◆ **EXERCISE TASK**: Retype every line of the listing below word for word, keeping each bracket and number as it is.
[DATA EXCERPTS start]
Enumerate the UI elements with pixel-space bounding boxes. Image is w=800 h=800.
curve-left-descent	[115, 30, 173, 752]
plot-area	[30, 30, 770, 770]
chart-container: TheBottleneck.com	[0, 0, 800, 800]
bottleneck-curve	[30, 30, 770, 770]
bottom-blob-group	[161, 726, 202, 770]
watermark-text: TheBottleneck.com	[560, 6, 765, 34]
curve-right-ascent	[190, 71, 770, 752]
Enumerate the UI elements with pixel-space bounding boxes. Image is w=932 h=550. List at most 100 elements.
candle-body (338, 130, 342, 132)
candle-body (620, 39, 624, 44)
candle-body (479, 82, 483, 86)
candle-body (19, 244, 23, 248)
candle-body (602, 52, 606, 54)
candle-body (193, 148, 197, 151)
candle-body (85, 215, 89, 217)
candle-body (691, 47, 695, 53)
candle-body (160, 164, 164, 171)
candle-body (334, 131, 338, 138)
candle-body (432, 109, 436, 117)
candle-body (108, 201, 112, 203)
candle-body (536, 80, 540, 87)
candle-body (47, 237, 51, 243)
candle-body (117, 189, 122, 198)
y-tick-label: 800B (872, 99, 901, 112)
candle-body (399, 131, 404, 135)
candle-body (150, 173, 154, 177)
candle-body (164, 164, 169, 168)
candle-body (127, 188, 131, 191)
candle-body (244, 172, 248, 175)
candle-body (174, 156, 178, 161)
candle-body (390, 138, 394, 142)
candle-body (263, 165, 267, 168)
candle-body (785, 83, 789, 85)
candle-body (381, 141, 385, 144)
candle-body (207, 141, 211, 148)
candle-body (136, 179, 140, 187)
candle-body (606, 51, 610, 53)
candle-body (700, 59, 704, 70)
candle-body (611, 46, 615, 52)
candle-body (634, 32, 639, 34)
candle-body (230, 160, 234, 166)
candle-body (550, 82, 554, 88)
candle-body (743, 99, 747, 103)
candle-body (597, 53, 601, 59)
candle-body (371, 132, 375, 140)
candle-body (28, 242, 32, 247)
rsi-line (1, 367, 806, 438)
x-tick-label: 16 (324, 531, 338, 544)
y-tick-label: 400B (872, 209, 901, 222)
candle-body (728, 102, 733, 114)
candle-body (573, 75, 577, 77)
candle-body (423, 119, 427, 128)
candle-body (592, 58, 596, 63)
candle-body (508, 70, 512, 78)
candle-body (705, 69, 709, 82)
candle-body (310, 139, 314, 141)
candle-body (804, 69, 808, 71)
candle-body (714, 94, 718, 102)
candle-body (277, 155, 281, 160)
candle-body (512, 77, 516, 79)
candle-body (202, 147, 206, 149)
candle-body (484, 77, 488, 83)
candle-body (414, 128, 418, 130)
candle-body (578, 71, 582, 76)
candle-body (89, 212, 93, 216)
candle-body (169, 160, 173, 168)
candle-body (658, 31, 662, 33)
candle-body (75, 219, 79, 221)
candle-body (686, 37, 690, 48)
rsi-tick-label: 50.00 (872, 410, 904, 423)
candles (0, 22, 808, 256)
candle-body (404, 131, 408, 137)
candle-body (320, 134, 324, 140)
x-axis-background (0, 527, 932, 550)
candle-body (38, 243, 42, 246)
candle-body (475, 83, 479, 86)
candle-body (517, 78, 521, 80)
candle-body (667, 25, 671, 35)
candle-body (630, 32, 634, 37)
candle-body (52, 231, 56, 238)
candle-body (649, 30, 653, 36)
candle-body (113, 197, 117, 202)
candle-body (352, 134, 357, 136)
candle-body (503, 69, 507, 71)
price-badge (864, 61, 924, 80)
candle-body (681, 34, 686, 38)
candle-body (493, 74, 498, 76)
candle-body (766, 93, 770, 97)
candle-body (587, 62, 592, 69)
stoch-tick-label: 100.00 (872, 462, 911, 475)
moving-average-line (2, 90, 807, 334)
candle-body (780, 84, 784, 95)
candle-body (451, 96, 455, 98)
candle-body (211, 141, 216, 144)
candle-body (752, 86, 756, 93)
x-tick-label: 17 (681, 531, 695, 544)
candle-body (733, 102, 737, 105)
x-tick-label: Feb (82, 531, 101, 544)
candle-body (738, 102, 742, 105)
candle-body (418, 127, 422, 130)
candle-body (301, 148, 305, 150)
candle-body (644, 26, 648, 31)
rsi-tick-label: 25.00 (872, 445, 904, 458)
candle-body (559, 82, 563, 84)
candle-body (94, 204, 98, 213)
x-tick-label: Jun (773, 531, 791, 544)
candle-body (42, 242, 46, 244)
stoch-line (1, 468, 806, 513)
[DATA EXCERPTS end]
◆ **WRITTEN SOLUTION**:
Enumerate the UI elements with pixel-space bounding boxes. Image is w=800 h=800.
curve-left-descent	[115, 30, 173, 752]
plot-area	[30, 30, 770, 770]
chart-container: TheBottleneck.com	[0, 0, 800, 800]
bottleneck-curve	[30, 30, 770, 770]
bottom-blob-group	[161, 726, 202, 770]
watermark-text: TheBottleneck.com	[560, 6, 765, 34]
curve-right-ascent	[190, 71, 770, 752]
Enumerate the UI elements with pixel-space bounding boxes. Image is w=932 h=550. List at most 100 elements.
candle-body (338, 130, 342, 132)
candle-body (620, 39, 624, 44)
candle-body (479, 82, 483, 86)
candle-body (19, 244, 23, 248)
candle-body (602, 52, 606, 54)
candle-body (193, 148, 197, 151)
candle-body (85, 215, 89, 217)
candle-body (691, 47, 695, 53)
candle-body (160, 164, 164, 171)
candle-body (334, 131, 338, 138)
candle-body (432, 109, 436, 117)
candle-body (108, 201, 112, 203)
candle-body (536, 80, 540, 87)
candle-body (47, 237, 51, 243)
candle-body (117, 189, 122, 198)
y-tick-label: 800B (872, 99, 901, 112)
candle-body (399, 131, 404, 135)
candle-body (150, 173, 154, 177)
candle-body (164, 164, 169, 168)
candle-body (127, 188, 131, 191)
candle-body (244, 172, 248, 175)
candle-body (174, 156, 178, 161)
candle-body (390, 138, 394, 142)
candle-body (263, 165, 267, 168)
candle-body (785, 83, 789, 85)
candle-body (381, 141, 385, 144)
candle-body (207, 141, 211, 148)
candle-body (136, 179, 140, 187)
candle-body (606, 51, 610, 53)
candle-body (700, 59, 704, 70)
candle-body (611, 46, 615, 52)
candle-body (634, 32, 639, 34)
candle-body (230, 160, 234, 166)
candle-body (550, 82, 554, 88)
candle-body (743, 99, 747, 103)
candle-body (597, 53, 601, 59)
candle-body (371, 132, 375, 140)
candle-body (28, 242, 32, 247)
rsi-line (1, 367, 806, 438)
x-tick-label: 16 (324, 531, 338, 544)
y-tick-label: 400B (872, 209, 901, 222)
candle-body (728, 102, 733, 114)
candle-body (573, 75, 577, 77)
candle-body (423, 119, 427, 128)
candle-body (592, 58, 596, 63)
candle-body (508, 70, 512, 78)
candle-body (705, 69, 709, 82)
candle-body (310, 139, 314, 141)
candle-body (804, 69, 808, 71)
candle-body (714, 94, 718, 102)
candle-body (277, 155, 281, 160)
candle-body (512, 77, 516, 79)
candle-body (202, 147, 206, 149)
candle-body (484, 77, 488, 83)
candle-body (414, 128, 418, 130)
candle-body (578, 71, 582, 76)
candle-body (89, 212, 93, 216)
candle-body (169, 160, 173, 168)
candle-body (658, 31, 662, 33)
candle-body (75, 219, 79, 221)
candle-body (686, 37, 690, 48)
rsi-tick-label: 50.00 (872, 410, 904, 423)
candles (0, 22, 808, 256)
candle-body (404, 131, 408, 137)
candle-body (320, 134, 324, 140)
x-axis-background (0, 527, 932, 550)
candle-body (38, 243, 42, 246)
candle-body (475, 83, 479, 86)
candle-body (517, 78, 521, 80)
candle-body (667, 25, 671, 35)
candle-body (630, 32, 634, 37)
candle-body (52, 231, 56, 238)
candle-body (649, 30, 653, 36)
candle-body (113, 197, 117, 202)
candle-body (352, 134, 357, 136)
candle-body (503, 69, 507, 71)
price-badge (864, 61, 924, 80)
candle-body (681, 34, 686, 38)
candle-body (493, 74, 498, 76)
candle-body (766, 93, 770, 97)
candle-body (587, 62, 592, 69)
stoch-tick-label: 100.00 (872, 462, 911, 475)
moving-average-line (2, 90, 807, 334)
candle-body (780, 84, 784, 95)
candle-body (451, 96, 455, 98)
candle-body (211, 141, 216, 144)
candle-body (752, 86, 756, 93)
x-tick-label: 17 (681, 531, 695, 544)
candle-body (733, 102, 737, 105)
x-tick-label: Feb (82, 531, 101, 544)
candle-body (738, 102, 742, 105)
candle-body (418, 127, 422, 130)
candle-body (301, 148, 305, 150)
candle-body (644, 26, 648, 31)
rsi-tick-label: 25.00 (872, 445, 904, 458)
candle-body (559, 82, 563, 84)
candle-body (94, 204, 98, 213)
x-tick-label: Jun (773, 531, 791, 544)
candle-body (42, 242, 46, 244)
stoch-line (1, 468, 806, 513)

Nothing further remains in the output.